(SHORT PROBLEM): Count the lines in the records below that contain the word "Grande", and reply with only that number.

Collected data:
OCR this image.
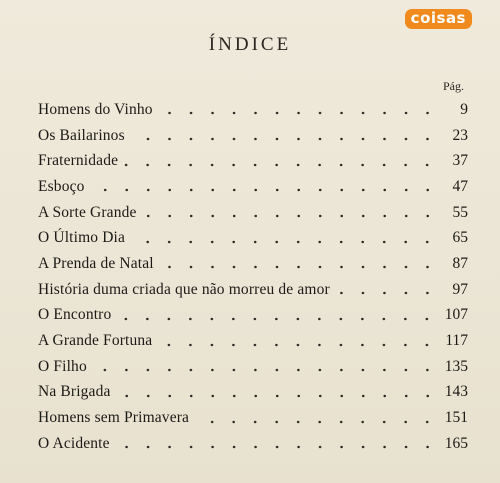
coisas
ÍNDICE
Pág.
Homens do Vinho	9
Os Bailarinos	23
Fraternidade	37
Esboço	47
A Sorte Grande	55
O Último Dia	65
A Prenda de Natal	87
História duma criada que não morreu de amor	97
O Encontro	107
A Grande Fortuna	117
O Filho	135
Na Brigada	143
Homens sem Primavera	151
O Acidente	165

(OUTPUT BELOW): 2